*WHAT THE TASK REQUIRES*
Each line containing the word "color" must be collected.

*SUPPLIED MATERIAL*
* * * * * * * * *

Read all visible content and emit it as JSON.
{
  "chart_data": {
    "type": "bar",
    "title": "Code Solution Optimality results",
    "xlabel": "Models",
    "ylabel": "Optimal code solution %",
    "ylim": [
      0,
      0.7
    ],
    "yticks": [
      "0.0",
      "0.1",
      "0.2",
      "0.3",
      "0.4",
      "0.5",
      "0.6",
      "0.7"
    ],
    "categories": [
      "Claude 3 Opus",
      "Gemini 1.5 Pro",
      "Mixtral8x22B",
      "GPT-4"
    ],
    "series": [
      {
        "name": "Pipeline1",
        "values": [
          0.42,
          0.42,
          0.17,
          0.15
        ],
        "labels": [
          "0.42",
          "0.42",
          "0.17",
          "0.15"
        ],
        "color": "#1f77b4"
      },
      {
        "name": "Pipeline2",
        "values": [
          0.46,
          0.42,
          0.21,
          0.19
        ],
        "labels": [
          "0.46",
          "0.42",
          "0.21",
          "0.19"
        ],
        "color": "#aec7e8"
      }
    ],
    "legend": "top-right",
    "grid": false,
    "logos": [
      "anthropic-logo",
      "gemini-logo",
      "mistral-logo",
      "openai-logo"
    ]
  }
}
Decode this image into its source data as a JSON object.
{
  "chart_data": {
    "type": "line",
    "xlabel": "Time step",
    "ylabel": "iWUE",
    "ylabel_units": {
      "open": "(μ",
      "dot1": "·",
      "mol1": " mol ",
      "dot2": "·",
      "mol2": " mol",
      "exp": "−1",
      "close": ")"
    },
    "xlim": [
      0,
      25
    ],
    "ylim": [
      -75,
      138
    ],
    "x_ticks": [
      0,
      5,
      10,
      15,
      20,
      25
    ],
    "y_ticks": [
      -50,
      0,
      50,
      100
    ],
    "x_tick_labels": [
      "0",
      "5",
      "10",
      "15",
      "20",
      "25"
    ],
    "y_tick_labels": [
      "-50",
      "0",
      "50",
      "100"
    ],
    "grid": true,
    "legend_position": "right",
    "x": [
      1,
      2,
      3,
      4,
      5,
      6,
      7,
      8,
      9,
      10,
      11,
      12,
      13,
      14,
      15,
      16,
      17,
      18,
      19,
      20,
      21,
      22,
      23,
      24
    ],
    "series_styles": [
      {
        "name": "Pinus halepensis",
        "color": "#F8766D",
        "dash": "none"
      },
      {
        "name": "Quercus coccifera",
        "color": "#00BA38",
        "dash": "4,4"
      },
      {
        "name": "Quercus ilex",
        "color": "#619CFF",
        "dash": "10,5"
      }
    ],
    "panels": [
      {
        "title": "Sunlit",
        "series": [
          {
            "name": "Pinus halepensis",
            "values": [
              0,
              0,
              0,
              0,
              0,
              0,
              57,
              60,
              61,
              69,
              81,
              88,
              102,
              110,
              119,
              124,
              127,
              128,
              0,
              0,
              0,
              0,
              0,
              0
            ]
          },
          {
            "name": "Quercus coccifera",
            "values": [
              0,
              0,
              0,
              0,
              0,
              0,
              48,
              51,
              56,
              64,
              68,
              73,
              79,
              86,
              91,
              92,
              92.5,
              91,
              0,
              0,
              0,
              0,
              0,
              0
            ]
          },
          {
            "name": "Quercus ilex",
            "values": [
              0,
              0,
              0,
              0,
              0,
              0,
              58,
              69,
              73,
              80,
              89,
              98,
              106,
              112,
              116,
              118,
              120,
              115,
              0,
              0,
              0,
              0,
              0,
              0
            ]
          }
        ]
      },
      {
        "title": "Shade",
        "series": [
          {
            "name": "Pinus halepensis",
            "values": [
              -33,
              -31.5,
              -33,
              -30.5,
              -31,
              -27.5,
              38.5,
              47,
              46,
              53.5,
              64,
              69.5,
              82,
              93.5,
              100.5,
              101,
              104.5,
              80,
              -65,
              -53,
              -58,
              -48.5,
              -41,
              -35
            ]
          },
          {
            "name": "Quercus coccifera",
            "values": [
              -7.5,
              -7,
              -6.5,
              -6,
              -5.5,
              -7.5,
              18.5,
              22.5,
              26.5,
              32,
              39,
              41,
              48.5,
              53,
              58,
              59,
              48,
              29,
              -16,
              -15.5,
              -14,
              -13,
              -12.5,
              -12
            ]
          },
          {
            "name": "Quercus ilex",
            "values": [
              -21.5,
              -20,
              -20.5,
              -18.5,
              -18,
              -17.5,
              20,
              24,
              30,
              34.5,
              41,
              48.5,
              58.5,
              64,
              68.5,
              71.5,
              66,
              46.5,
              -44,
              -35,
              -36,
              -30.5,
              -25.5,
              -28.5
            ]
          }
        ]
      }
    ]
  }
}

* * * * * * * * *

*SOLUTION*
        "color": "#1f77b4"
        "color": "#aec7e8"
        "color": "#F8766D",
        "color": "#00BA38",
        "color": "#619CFF",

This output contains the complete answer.